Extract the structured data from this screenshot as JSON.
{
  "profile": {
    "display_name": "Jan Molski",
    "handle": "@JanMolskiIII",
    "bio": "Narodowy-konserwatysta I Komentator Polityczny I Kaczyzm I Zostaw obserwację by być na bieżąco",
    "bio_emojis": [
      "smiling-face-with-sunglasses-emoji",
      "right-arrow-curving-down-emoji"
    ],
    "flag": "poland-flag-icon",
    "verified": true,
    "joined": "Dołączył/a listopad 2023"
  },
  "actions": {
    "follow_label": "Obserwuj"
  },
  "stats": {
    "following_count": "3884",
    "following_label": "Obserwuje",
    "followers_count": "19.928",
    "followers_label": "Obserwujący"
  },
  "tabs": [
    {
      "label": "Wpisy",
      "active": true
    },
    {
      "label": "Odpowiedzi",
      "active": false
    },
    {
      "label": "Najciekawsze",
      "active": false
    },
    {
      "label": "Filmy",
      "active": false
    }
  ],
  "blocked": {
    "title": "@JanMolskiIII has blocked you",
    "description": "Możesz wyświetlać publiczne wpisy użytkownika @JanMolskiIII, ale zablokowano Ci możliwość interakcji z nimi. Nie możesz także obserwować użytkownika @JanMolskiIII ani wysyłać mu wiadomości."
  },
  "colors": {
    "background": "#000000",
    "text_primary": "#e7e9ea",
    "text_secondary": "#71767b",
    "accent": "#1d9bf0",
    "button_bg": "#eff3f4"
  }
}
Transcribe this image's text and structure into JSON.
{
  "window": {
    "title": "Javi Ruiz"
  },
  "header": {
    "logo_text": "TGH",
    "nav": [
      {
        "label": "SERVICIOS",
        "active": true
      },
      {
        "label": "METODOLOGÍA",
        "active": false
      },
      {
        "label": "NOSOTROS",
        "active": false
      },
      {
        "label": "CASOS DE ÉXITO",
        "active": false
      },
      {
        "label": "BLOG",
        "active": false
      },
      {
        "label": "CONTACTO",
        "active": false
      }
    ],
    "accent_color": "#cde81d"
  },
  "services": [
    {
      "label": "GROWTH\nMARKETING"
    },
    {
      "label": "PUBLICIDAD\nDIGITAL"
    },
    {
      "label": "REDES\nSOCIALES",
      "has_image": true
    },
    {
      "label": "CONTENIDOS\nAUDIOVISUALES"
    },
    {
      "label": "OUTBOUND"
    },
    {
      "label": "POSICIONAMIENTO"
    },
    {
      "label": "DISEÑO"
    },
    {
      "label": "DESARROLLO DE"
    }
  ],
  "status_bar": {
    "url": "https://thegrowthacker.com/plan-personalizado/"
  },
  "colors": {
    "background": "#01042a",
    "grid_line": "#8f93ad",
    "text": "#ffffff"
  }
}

★ ★ ★ ★ ★

■ Problem to solve:
Go through the data and return every record exactly.

■ Task answer:
Extract the structured data from this screenshot as JSON.
{
  "profile": {
    "display_name": "Jan Molski",
    "handle": "@JanMolskiIII",
    "bio": "Narodowy-konserwatysta I Komentator Polityczny I Kaczyzm I Zostaw obserwację by być na bieżąco",
    "bio_emojis": [
      "smiling-face-with-sunglasses-emoji",
      "right-arrow-curving-down-emoji"
    ],
    "flag": "poland-flag-icon",
    "verified": true,
    "joined": "Dołączył/a listopad 2023"
  },
  "actions": {
    "follow_label": "Obserwuj"
  },
  "stats": {
    "following_count": "3884",
    "following_label": "Obserwuje",
    "followers_count": "19.928",
    "followers_label": "Obserwujący"
  },
  "tabs": [
    {
      "label": "Wpisy",
      "active": true
    },
    {
      "label": "Odpowiedzi",
      "active": false
    },
    {
      "label": "Najciekawsze",
      "active": false
    },
    {
      "label": "Filmy",
      "active": false
    }
  ],
  "blocked": {
    "title": "@JanMolskiIII has blocked you",
    "description": "Możesz wyświetlać publiczne wpisy użytkownika @JanMolskiIII, ale zablokowano Ci możliwość interakcji z nimi. Nie możesz także obserwować użytkownika @JanMolskiIII ani wysyłać mu wiadomości."
  },
  "colors": {
    "background": "#000000",
    "text_primary": "#e7e9ea",
    "text_secondary": "#71767b",
    "accent": "#1d9bf0",
    "button_bg": "#eff3f4"
  }
}
Transcribe this image's text and structure into JSON.
{
  "window": {
    "title": "Javi Ruiz"
  },
  "header": {
    "logo_text": "TGH",
    "nav": [
      {
        "label": "SERVICIOS",
        "active": true
      },
      {
        "label": "METODOLOGÍA",
        "active": false
      },
      {
        "label": "NOSOTROS",
        "active": false
      },
      {
        "label": "CASOS DE ÉXITO",
        "active": false
      },
      {
        "label": "BLOG",
        "active": false
      },
      {
        "label": "CONTACTO",
        "active": false
      }
    ],
    "accent_color": "#cde81d"
  },
  "services": [
    {
      "label": "GROWTH\nMARKETING"
    },
    {
      "label": "PUBLICIDAD\nDIGITAL"
    },
    {
      "label": "REDES\nSOCIALES",
      "has_image": true
    },
    {
      "label": "CONTENIDOS\nAUDIOVISUALES"
    },
    {
      "label": "OUTBOUND"
    },
    {
      "label": "POSICIONAMIENTO"
    },
    {
      "label": "DISEÑO"
    },
    {
      "label": "DESARROLLO DE"
    }
  ],
  "status_bar": {
    "url": "https://thegrowthacker.com/plan-personalizado/"
  },
  "colors": {
    "background": "#01042a",
    "grid_line": "#8f93ad",
    "text": "#ffffff"
  }
}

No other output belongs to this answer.